#### [Written request]
Find the lines with the string "description" and return them.

#### [Exercise input]
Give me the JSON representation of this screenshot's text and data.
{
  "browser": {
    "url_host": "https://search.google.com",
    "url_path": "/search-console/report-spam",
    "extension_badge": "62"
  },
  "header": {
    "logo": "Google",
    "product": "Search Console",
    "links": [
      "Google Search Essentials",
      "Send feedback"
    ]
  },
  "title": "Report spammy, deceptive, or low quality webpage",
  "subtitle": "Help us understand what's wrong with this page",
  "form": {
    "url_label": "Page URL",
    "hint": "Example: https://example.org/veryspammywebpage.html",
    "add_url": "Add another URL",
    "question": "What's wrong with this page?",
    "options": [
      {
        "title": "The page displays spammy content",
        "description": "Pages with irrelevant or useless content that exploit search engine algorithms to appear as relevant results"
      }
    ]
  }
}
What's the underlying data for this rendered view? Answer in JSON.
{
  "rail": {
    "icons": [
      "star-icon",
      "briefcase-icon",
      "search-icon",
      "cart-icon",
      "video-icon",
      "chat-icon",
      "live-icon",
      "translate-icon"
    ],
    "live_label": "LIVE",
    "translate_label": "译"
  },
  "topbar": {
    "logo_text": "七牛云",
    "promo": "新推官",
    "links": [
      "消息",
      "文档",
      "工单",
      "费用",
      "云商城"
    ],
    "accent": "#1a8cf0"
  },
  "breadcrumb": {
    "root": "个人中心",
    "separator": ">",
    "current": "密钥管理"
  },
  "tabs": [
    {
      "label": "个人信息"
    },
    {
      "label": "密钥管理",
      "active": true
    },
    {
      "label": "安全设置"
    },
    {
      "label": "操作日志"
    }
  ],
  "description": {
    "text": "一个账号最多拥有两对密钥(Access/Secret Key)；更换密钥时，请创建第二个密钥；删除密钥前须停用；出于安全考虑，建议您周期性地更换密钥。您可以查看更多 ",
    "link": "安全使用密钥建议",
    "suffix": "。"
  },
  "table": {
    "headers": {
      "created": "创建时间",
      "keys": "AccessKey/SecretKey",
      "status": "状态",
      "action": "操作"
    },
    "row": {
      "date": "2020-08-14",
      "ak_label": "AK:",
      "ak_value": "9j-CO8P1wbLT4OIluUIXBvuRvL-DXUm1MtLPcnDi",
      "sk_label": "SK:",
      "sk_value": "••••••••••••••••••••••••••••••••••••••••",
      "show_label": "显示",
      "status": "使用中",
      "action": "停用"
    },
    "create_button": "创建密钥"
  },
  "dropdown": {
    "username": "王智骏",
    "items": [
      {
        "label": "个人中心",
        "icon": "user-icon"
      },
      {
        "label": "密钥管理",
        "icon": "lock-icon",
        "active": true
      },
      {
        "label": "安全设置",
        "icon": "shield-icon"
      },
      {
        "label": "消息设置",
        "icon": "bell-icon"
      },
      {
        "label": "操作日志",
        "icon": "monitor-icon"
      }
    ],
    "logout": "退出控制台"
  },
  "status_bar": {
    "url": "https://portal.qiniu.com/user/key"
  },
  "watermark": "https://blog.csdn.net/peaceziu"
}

#### [Solution to this problem]
        "description": "Pages with irrelevant or useless content that exploit search engine algorithms to appear as relevant results"
  "description": {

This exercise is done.